> [Aim of the exercise]
Give the number of lines that include the word "document", nothing more.

========

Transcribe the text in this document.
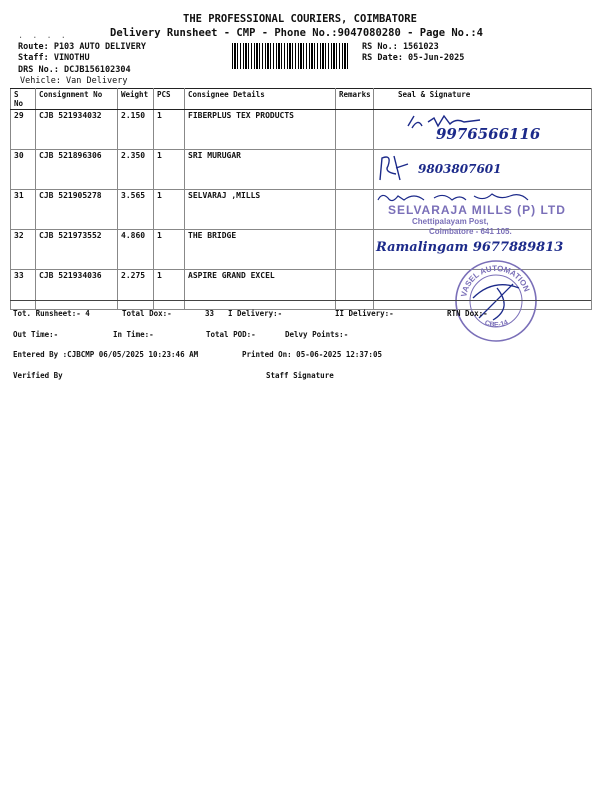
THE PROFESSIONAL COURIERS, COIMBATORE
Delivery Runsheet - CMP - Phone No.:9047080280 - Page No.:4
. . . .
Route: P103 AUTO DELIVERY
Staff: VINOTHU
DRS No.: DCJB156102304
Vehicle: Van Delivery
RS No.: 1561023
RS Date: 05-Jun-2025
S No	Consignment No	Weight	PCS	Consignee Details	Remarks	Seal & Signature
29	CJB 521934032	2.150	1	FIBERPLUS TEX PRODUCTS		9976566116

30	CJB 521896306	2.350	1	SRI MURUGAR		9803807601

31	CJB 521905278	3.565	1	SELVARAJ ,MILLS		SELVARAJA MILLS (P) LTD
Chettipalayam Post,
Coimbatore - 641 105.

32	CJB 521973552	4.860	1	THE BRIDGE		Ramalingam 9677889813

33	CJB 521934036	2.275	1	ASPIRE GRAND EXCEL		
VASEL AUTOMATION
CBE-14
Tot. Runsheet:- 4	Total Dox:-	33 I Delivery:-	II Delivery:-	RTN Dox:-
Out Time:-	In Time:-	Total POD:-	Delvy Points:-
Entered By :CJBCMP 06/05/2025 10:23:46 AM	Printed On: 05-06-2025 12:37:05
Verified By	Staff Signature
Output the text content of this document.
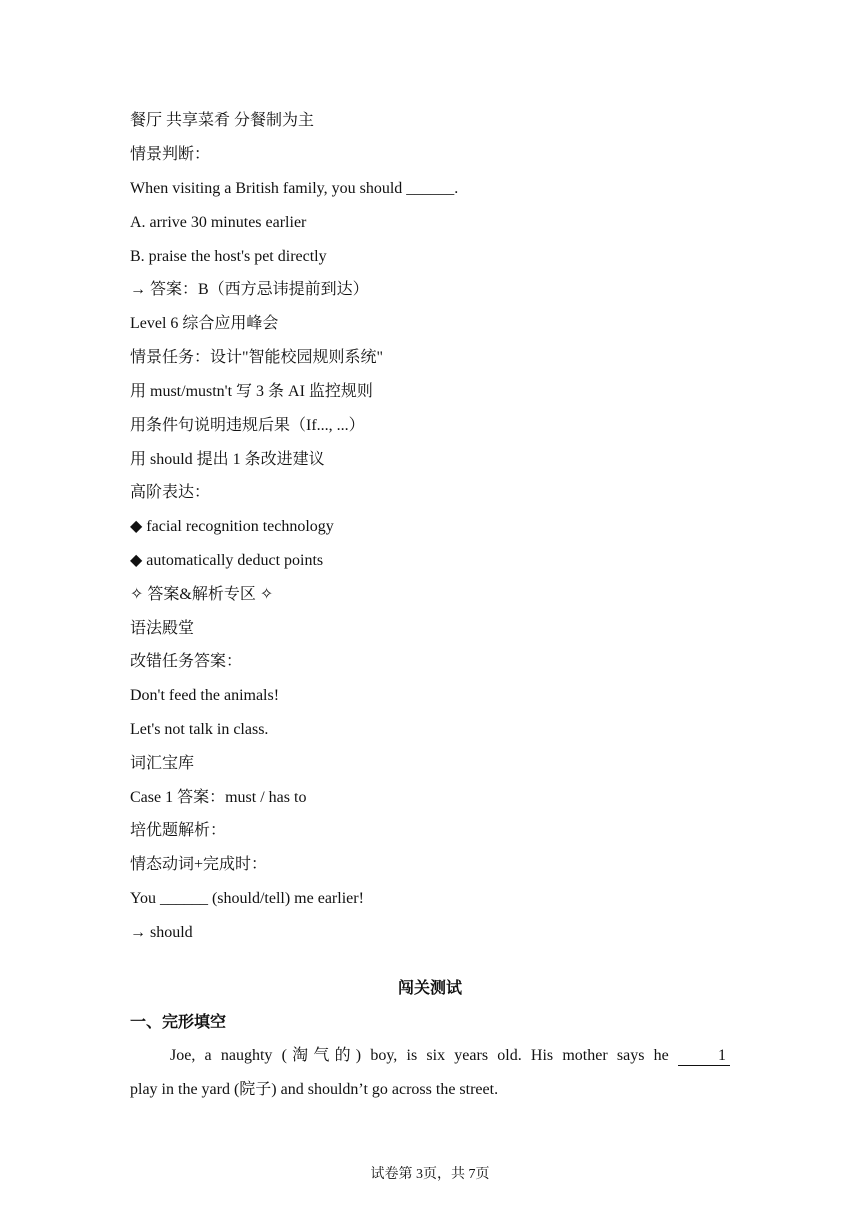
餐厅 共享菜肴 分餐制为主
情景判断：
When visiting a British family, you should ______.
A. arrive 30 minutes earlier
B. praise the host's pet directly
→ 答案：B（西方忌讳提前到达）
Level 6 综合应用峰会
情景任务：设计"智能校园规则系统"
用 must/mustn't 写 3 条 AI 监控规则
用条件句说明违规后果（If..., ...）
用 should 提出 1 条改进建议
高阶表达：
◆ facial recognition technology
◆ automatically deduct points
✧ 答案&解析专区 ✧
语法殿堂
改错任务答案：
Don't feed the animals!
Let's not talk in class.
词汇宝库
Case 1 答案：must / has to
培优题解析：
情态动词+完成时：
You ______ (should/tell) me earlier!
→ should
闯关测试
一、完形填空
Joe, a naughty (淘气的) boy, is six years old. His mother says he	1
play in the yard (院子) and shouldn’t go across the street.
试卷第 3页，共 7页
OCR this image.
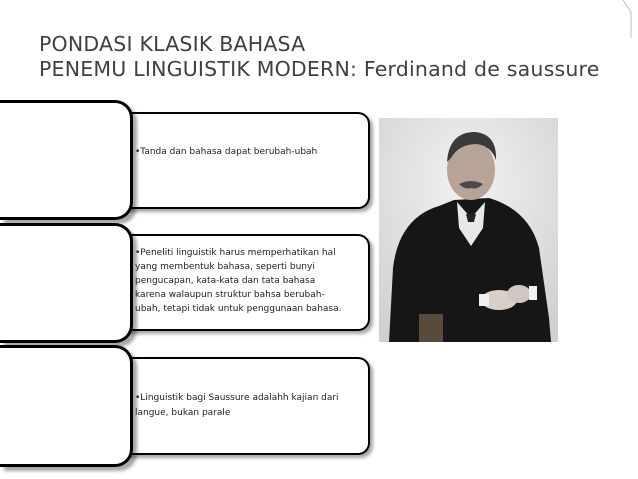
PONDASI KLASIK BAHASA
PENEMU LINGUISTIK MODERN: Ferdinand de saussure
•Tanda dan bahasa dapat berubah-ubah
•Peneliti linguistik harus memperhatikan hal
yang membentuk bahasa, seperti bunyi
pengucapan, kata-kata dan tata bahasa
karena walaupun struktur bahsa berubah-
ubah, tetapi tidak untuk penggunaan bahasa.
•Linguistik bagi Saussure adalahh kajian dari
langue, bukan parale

========

> [Output below]
2